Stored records
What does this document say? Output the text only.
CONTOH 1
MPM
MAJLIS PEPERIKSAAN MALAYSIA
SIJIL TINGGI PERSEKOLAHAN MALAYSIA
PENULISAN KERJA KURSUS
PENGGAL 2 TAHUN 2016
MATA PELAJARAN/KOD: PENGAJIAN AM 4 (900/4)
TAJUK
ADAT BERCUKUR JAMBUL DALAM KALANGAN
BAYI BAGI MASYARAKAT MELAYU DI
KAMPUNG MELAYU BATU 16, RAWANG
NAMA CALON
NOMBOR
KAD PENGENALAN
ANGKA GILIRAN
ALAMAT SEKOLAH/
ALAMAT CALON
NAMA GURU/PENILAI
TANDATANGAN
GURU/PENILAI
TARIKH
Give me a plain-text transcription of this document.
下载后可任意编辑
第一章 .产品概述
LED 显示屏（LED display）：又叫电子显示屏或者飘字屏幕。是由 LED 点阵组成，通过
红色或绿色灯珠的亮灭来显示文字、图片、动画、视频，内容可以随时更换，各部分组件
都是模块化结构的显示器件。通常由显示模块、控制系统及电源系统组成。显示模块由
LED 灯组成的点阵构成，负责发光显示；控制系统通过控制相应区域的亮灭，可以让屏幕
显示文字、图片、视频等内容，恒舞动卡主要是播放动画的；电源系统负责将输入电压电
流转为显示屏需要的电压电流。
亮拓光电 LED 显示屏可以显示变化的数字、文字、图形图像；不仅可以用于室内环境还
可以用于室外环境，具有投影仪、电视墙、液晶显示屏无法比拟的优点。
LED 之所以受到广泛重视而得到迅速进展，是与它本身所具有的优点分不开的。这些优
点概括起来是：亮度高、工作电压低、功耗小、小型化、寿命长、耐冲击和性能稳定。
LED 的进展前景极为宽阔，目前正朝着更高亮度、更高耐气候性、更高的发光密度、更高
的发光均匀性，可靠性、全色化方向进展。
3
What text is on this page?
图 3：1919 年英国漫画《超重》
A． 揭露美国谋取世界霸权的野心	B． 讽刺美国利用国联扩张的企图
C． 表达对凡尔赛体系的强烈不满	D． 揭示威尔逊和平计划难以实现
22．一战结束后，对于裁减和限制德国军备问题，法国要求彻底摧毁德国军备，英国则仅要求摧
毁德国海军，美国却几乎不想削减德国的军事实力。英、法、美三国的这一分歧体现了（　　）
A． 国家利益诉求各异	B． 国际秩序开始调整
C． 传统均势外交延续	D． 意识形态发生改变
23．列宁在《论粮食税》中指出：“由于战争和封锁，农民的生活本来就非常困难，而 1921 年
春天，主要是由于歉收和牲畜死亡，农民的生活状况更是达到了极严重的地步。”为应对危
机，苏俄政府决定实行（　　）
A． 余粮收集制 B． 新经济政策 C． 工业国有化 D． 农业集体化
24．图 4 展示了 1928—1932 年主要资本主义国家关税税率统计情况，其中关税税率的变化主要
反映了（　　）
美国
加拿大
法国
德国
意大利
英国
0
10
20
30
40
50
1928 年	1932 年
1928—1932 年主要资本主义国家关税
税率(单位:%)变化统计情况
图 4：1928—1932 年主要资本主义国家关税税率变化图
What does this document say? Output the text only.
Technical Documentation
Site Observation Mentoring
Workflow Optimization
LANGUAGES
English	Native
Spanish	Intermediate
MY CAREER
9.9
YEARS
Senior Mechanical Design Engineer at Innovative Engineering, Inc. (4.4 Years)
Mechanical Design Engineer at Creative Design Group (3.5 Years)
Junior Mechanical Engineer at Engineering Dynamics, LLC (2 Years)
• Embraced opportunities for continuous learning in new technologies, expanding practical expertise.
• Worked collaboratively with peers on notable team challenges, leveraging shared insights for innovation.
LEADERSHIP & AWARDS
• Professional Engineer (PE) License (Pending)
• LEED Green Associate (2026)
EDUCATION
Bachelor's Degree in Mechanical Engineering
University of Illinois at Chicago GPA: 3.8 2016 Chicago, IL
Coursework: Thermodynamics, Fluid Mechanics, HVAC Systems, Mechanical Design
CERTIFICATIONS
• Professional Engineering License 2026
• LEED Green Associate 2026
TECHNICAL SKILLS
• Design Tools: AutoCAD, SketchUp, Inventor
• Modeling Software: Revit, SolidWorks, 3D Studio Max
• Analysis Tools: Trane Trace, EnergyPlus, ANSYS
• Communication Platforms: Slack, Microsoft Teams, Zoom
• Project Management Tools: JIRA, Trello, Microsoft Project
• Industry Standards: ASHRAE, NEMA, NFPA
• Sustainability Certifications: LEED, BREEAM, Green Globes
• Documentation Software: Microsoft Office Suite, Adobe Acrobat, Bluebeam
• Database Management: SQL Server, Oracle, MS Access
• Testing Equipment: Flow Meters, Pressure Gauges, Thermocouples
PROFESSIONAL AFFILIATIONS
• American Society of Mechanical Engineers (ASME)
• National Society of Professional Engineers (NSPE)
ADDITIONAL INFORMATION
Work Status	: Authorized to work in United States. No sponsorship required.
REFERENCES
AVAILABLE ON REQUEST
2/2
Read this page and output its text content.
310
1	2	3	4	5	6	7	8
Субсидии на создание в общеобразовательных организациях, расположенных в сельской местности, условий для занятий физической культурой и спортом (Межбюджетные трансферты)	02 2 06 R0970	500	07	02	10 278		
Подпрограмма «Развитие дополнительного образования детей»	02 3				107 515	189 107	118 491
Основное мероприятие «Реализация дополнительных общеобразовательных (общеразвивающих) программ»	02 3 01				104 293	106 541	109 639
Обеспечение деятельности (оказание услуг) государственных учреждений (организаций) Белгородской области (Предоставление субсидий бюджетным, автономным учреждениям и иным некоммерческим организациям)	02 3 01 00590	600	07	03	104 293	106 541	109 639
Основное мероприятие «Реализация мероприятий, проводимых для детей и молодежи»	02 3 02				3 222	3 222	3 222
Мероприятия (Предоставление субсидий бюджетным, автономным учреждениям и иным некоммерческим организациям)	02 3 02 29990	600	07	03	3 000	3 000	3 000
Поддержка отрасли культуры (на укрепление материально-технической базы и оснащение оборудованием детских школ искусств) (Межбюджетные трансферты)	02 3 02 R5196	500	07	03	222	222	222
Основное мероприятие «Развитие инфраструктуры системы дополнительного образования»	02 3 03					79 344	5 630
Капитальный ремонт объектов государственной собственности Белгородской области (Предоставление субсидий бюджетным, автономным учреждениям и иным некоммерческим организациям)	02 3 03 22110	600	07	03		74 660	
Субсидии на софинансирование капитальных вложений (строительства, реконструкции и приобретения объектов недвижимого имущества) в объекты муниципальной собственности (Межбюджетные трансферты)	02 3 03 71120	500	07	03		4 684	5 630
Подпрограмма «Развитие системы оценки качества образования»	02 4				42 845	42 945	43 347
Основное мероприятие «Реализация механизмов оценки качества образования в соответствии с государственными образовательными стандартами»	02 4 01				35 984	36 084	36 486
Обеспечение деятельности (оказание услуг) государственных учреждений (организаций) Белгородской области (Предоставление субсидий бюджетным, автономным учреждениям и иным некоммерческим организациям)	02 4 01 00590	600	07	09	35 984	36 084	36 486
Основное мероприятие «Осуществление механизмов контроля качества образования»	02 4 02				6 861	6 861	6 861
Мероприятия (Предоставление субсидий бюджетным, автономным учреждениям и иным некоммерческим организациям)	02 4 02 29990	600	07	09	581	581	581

YOUR OBJECTIVE » Check each line above for the word "Реализация" and copy the ones that have it.

EXERCISE SOLUTION »
Основное мероприятие «Реализация дополнительных общеобразовательных (общеразвивающих) программ»	02 3 01				104 293	106 541	109 639
Основное мероприятие «Реализация мероприятий, проводимых для детей и молодежи»	02 3 02				3 222	3 222	3 222
Основное мероприятие «Реализация механизмов оценки качества образования в соответствии с государственными образовательными стандартами»	02 4 01				35 984	36 084	36 486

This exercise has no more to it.